Brief
Your task is to print all of the data word for word.

┌─ Material supplied

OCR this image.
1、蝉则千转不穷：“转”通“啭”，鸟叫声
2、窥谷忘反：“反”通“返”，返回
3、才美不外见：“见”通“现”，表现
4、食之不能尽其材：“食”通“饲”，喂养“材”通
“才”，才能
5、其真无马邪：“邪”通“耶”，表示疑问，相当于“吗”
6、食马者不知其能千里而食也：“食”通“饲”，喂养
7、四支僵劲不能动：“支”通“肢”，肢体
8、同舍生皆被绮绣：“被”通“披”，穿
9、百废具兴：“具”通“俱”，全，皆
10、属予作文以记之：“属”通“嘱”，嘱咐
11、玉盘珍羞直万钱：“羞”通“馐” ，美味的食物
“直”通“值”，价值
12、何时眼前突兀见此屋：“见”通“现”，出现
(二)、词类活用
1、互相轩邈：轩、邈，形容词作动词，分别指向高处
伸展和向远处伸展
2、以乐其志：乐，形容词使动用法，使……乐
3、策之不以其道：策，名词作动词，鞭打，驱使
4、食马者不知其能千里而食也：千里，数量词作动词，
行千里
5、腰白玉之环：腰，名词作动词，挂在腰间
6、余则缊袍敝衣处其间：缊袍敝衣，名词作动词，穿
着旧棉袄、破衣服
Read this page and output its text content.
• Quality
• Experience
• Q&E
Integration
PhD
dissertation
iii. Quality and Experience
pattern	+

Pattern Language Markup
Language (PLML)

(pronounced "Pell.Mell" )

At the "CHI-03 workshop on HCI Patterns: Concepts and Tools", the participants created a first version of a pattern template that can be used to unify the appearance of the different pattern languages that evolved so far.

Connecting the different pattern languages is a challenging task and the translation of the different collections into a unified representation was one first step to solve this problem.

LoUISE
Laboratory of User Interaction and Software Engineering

└─

Output
OCR this image.
1、蝉则千转不穷：“转”通“啭”，鸟叫声
2、窥谷忘反：“反”通“返”，返回
3、才美不外见：“见”通“现”，表现
4、食之不能尽其材：“食”通“饲”，喂养“材”通
“才”，才能
5、其真无马邪：“邪”通“耶”，表示疑问，相当于“吗”
6、食马者不知其能千里而食也：“食”通“饲”，喂养
7、四支僵劲不能动：“支”通“肢”，肢体
8、同舍生皆被绮绣：“被”通“披”，穿
9、百废具兴：“具”通“俱”，全，皆
10、属予作文以记之：“属”通“嘱”，嘱咐
11、玉盘珍羞直万钱：“羞”通“馐” ，美味的食物
“直”通“值”，价值
12、何时眼前突兀见此屋：“见”通“现”，出现
(二)、词类活用
1、互相轩邈：轩、邈，形容词作动词，分别指向高处
伸展和向远处伸展
2、以乐其志：乐，形容词使动用法，使……乐
3、策之不以其道：策，名词作动词，鞭打，驱使
4、食马者不知其能千里而食也：千里，数量词作动词，
行千里
5、腰白玉之环：腰，名词作动词，挂在腰间
6、余则缊袍敝衣处其间：缊袍敝衣，名词作动词，穿
着旧棉袄、破衣服
Read this page and output its text content.
• Quality
• Experience
• Q&E
Integration
PhD
dissertation
iii. Quality and Experience
pattern	+

Pattern Language Markup
Language (PLML)

(pronounced "Pell.Mell" )

At the "CHI-03 workshop on HCI Patterns: Concepts and Tools", the participants created a first version of a pattern template that can be used to unify the appearance of the different pattern languages that evolved so far.

Connecting the different pattern languages is a challenging task and the translation of the different collections into a unified representation was one first step to solve this problem.

LoUISE
Laboratory of User Interaction and Software Engineering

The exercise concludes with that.